RECORDS FOR THE TASK:
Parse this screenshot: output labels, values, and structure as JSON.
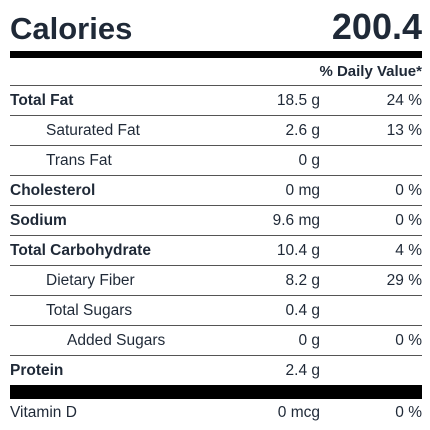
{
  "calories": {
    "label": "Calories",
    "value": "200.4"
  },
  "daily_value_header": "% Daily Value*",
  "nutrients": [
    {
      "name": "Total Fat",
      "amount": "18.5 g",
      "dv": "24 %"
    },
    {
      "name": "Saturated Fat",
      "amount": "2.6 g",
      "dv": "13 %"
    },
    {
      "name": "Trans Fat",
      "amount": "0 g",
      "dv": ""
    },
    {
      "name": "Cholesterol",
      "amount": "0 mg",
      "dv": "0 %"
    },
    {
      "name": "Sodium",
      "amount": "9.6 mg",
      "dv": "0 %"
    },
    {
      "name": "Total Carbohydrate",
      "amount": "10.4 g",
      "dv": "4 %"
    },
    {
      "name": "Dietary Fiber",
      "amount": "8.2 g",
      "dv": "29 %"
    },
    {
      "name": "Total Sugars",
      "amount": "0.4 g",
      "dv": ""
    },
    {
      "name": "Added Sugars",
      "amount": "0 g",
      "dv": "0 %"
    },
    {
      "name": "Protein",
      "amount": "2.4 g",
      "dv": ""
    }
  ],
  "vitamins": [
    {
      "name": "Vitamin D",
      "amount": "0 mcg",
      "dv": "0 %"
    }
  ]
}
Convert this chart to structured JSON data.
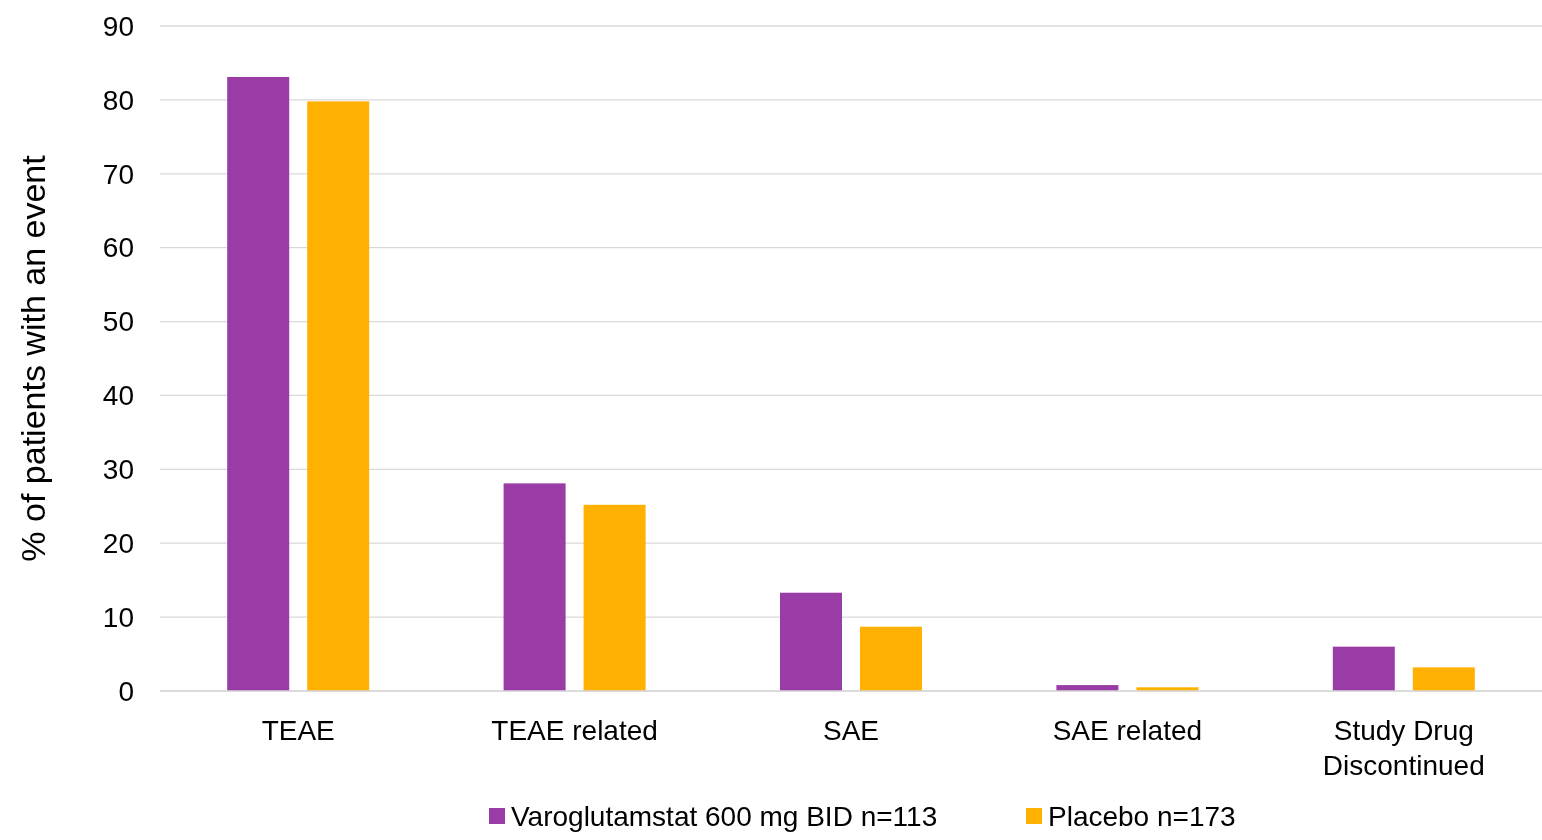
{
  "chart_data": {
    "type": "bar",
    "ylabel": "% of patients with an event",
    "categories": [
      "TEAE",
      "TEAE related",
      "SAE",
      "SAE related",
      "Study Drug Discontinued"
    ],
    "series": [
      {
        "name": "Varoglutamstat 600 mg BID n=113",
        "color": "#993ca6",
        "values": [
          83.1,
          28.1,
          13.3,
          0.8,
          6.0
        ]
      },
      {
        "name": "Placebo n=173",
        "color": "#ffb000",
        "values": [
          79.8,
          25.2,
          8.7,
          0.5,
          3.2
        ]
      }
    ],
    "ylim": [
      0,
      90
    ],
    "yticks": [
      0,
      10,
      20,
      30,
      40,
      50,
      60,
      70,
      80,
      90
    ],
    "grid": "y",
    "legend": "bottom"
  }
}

WORK ITEM:
Every line holding the word "amount" should be copied out of the material.

RESULT:
      "amount": "18.5 g",
      "amount": "2.6 g",
      "amount": "0 g",
      "amount": "0 mg",
      "amount": "9.6 mg",
      "amount": "10.4 g",
      "amount": "8.2 g",
      "amount": "0.4 g",
      "amount": "0 g",
      "amount": "2.4 g",
      "amount": "0 mcg",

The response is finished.